# [Document passage]
[Begin]
You can again, confirm and submit this observation if you like, if you want to share it. And then if you’re done with it you can restart the recording, and now, since we’re running on the device, we can actually switch to the real time mode. And then as soon as a bird is heard it would get instant detection, because the model is running in real time, it’s constantly analyzing the audio feed. And even if other birds are turning in Like this Black Redstart, which is also coming in through this .

You can see if there’s multiple birds vocalizing at the same time, you do have a chance of actually getting detection for both of them. There is is another common bird species And yeah, so that you can see the vocalizations in the spectrogram you can see the detection after a while you may get a good feel for which bird is which and then this helps you learn a bit more and then identify those species.

[Leo] Wow! That just blows my mind. I cannot wait for that version of the app. So again, you’re not talking about the iOS version, that’s gonna come out in the next few months, you’re talking about something further down the line.

[Stefan] Right.

[Leo] What is the timetable for that?

[Stefan] Well, I’m not really sure. So again, the same issue, it’s been developed for Android, but we really want to do it multi-platform from the beginning. So we don’t want to end up with having just one version and then having that to a different platform. So there’s a lot of new techniques that we have to explore and kind of see if we can develop this for both platforms at the same time. And I think, so it is working, but we need people that are helping us out and internally we’re discussing how we going to proceed with this project.

And then we’ll probably have a better version again and let some people around the globe give it a try. And then I was thinking about some people in Brazil or in India or in Japan or just like anywhere on the planet, making some recordings and giving us feedback on how well it actually works. Is the realtime mode actually something that is useful or is it not? is the scrolling spectrum still something that we need or don’t we need that anymore? So getting that feedback and then even what’s the detection quantity, if you’re in the Amazon rainforest? I mean, does it pick up anything? Is it just frogs and you just pick a random bird?

So yeah, that those questions we have to investigate that. And then I think in a year or year and a half, maybe there’s going to be a first version, which is available to the public, but then this time again, it’s going to be iOS and Android at the same time, so I don’t want to have the situation again where people are requesting the iOS version, and we can’t deliver.

[Leo] Yeah, wow! Okay, so a iOS version of the current app coming in a matter of months, this more advanced version, you said a year and a half, two years, something on that order, if I hear you right. But it looks definitely worth waiting for, and thank you for giving us that sneak peak.

[Stefan] Sure.
[End]
(Item position entries)
[Begin]
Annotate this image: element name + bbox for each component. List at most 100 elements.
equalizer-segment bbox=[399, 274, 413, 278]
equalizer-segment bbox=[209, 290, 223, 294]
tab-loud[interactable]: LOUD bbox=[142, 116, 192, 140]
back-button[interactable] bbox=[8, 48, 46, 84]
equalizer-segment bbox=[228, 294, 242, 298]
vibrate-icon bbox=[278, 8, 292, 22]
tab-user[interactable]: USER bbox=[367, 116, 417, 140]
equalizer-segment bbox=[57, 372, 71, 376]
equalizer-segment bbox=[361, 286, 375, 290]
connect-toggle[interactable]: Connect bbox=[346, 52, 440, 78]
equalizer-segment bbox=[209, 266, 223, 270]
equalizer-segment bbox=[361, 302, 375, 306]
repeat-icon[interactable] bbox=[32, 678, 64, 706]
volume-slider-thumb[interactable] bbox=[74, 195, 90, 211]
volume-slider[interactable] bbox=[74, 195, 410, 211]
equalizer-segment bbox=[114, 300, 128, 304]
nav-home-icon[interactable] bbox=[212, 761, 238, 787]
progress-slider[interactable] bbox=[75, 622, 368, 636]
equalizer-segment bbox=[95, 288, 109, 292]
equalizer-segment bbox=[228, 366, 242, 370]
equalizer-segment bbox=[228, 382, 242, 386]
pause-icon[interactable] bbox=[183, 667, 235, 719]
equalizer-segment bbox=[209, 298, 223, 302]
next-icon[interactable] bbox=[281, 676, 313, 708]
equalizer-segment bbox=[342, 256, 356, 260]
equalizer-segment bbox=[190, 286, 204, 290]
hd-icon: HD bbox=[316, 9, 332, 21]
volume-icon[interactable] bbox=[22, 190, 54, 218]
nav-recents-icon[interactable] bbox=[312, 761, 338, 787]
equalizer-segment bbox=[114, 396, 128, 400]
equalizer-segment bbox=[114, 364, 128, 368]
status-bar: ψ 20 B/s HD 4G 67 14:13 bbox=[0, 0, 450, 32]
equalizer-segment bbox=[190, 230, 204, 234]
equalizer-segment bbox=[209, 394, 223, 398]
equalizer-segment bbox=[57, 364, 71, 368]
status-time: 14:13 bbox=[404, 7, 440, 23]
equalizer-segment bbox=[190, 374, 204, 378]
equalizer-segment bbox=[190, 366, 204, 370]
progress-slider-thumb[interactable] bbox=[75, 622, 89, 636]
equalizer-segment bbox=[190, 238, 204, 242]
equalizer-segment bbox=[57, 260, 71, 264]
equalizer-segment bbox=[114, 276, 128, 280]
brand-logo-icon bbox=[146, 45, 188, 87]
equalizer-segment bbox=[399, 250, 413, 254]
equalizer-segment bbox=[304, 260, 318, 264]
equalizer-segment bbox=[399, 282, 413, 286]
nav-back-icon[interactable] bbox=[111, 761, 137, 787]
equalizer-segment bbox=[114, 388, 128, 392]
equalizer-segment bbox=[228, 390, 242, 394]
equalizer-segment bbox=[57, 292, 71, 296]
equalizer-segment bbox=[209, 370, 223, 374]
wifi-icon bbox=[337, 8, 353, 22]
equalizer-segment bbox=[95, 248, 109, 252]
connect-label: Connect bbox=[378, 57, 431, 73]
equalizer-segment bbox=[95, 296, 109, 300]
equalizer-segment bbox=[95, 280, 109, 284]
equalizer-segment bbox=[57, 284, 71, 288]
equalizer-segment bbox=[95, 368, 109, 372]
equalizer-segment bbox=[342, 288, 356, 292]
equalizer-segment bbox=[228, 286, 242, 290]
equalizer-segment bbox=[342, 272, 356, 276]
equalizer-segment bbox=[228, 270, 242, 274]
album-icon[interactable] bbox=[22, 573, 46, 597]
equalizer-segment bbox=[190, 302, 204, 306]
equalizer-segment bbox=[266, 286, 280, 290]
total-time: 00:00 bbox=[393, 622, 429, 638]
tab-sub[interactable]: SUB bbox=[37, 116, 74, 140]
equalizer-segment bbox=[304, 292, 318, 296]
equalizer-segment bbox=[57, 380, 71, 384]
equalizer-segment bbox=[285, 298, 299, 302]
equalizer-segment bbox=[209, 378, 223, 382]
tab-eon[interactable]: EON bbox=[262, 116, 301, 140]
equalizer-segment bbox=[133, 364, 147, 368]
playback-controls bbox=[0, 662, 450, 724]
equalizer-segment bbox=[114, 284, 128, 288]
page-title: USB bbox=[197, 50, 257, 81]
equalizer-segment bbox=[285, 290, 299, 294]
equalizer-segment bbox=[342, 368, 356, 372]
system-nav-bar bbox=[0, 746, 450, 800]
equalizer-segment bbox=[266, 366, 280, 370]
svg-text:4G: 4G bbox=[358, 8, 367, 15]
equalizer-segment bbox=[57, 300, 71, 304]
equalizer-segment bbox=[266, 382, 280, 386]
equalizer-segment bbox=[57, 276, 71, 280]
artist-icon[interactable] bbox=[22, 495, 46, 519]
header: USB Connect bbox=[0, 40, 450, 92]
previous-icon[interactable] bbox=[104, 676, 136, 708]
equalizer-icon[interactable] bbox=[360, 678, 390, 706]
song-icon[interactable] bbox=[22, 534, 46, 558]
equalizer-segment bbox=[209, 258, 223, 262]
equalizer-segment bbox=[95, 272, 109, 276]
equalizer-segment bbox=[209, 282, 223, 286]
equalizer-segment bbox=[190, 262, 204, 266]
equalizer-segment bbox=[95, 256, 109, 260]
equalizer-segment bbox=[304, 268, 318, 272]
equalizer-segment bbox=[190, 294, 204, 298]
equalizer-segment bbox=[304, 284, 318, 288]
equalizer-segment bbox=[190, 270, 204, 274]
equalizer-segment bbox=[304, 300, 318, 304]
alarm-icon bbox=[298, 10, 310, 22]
[End]
[Begin]
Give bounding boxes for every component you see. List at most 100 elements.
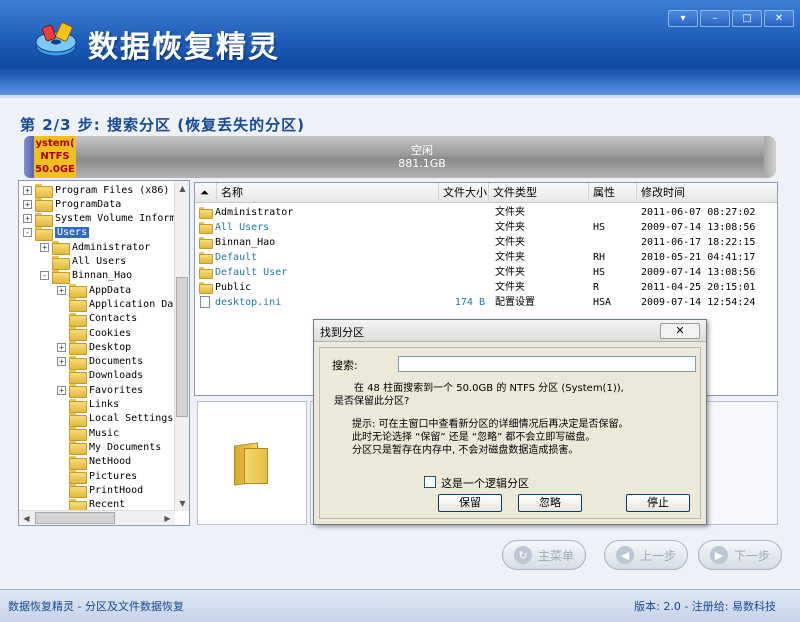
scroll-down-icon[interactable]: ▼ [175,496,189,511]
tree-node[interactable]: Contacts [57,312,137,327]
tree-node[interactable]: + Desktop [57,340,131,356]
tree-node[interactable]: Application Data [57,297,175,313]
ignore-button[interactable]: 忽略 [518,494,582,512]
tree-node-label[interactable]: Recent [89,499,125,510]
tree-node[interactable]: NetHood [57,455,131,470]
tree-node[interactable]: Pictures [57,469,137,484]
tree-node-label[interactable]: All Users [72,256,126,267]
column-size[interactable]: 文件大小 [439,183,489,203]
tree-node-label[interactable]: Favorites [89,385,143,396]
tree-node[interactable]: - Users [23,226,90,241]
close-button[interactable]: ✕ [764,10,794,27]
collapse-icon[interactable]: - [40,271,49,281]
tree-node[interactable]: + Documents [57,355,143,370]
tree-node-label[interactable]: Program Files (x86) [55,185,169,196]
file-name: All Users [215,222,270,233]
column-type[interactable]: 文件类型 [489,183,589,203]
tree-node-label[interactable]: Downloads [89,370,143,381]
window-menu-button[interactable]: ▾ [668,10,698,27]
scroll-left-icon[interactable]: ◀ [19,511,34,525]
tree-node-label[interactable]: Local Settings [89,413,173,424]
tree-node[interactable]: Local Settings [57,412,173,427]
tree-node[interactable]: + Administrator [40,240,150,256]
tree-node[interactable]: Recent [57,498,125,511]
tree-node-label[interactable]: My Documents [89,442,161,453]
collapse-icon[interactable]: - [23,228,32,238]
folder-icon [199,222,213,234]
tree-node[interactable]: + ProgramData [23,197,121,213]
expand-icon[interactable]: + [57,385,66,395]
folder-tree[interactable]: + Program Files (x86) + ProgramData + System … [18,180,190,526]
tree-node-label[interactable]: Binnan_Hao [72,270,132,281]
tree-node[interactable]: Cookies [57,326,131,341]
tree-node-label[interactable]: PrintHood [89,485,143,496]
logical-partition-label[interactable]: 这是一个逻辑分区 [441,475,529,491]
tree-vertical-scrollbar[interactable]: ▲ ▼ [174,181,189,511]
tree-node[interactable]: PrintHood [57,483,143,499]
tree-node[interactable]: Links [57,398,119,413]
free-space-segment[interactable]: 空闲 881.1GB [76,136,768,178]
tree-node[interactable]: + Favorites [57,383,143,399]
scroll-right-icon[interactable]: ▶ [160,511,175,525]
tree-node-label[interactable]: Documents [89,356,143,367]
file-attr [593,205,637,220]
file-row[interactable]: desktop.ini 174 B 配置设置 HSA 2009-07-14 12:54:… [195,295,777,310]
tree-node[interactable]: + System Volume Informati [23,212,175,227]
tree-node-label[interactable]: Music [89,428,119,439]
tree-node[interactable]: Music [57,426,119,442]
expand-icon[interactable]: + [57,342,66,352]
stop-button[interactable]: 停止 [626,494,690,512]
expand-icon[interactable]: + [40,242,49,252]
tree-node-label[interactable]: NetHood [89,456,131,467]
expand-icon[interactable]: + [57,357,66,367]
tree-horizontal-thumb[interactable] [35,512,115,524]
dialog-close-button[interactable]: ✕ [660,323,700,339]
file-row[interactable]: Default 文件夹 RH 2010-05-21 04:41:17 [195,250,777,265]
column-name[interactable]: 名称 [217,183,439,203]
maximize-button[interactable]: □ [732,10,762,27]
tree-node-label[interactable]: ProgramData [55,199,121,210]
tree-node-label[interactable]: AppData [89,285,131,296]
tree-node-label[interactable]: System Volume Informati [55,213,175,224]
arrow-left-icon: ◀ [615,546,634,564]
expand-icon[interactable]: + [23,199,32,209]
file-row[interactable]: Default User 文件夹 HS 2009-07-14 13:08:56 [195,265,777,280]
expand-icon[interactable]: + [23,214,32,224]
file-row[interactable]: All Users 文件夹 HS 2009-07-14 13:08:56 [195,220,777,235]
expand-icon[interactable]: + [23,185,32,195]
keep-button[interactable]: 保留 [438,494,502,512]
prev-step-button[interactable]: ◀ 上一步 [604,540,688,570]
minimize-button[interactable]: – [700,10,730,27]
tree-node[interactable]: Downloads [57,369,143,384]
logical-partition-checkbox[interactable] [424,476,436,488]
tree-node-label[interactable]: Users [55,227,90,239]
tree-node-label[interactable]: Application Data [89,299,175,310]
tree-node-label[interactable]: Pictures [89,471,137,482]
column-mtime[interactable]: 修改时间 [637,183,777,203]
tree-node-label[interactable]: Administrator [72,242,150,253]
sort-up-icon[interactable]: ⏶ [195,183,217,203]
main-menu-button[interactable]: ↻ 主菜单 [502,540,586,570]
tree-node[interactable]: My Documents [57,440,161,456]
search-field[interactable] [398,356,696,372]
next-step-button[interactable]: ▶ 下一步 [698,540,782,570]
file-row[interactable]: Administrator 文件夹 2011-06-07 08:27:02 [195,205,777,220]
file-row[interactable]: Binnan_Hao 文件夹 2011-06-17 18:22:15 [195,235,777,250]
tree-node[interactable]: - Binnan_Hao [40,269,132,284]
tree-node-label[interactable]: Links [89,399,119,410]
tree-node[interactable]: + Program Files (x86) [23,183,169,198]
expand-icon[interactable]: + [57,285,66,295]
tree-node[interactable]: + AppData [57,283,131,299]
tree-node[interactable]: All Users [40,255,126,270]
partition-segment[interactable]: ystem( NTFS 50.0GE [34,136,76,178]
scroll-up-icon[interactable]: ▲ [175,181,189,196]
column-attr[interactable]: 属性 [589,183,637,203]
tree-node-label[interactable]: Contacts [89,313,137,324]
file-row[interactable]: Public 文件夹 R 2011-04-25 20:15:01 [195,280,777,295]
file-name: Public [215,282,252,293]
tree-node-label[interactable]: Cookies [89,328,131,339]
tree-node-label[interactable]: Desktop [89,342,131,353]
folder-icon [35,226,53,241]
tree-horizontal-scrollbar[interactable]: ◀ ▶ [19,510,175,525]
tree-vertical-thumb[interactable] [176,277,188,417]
[End]
[Begin]
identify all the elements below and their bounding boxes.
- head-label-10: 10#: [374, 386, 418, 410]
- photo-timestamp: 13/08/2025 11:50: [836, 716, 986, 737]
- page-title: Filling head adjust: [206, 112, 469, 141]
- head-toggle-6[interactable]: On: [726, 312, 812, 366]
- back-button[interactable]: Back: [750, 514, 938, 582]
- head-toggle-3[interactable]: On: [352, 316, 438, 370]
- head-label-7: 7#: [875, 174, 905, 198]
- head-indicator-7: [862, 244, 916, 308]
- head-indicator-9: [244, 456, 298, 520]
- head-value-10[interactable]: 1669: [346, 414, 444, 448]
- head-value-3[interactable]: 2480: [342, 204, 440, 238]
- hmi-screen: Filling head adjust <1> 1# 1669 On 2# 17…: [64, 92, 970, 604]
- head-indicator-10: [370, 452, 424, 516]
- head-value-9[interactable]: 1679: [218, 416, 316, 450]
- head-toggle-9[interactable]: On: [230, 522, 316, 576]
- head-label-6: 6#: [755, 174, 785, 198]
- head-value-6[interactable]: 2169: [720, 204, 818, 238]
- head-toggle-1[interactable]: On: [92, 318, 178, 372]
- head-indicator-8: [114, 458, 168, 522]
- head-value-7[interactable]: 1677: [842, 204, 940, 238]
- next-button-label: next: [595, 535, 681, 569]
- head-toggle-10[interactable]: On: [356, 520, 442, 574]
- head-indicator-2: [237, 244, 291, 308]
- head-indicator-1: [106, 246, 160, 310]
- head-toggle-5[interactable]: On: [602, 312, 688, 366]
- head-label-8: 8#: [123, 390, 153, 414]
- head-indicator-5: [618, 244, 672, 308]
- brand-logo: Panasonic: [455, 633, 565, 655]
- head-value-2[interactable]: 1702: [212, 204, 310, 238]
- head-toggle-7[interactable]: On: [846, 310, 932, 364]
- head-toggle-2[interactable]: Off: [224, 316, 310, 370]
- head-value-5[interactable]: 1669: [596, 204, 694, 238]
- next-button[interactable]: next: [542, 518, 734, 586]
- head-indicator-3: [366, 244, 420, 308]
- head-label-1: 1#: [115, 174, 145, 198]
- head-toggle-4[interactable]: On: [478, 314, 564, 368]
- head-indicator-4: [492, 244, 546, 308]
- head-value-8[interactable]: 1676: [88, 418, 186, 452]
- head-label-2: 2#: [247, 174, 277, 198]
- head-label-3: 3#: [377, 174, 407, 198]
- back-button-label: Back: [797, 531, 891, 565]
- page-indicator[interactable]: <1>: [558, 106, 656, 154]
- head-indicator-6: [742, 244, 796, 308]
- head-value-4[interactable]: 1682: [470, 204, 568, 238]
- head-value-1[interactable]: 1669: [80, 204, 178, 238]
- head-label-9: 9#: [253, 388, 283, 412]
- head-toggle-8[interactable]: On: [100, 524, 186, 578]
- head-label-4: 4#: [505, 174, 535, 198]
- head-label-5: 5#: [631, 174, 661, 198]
[End]
# [What needs to be done]
Swap "frogs" for "insects" in the bird app interview from "And then we’ll" to "a random bird?", and give that stretch again. The material is separate from the bird app interview and unrelated to it.

# [Answer below]
And then we’ll probably have a better version again and let some people around the globe give it a try. And then I was thinking about some people in Brazil or in India or in Japan or just like anywhere on the planet, making some recordings and giving us feedback on how well it actually works. Is the realtime mode actually something that is useful or is it not? is the scrolling spectrum still something that we need or don’t we need that anymore? So getting that feedback and then even what’s the detection quantity, if you’re in the Amazon rainforest? I mean, does it pick up anything? Is it just insects and you just pick a random bird?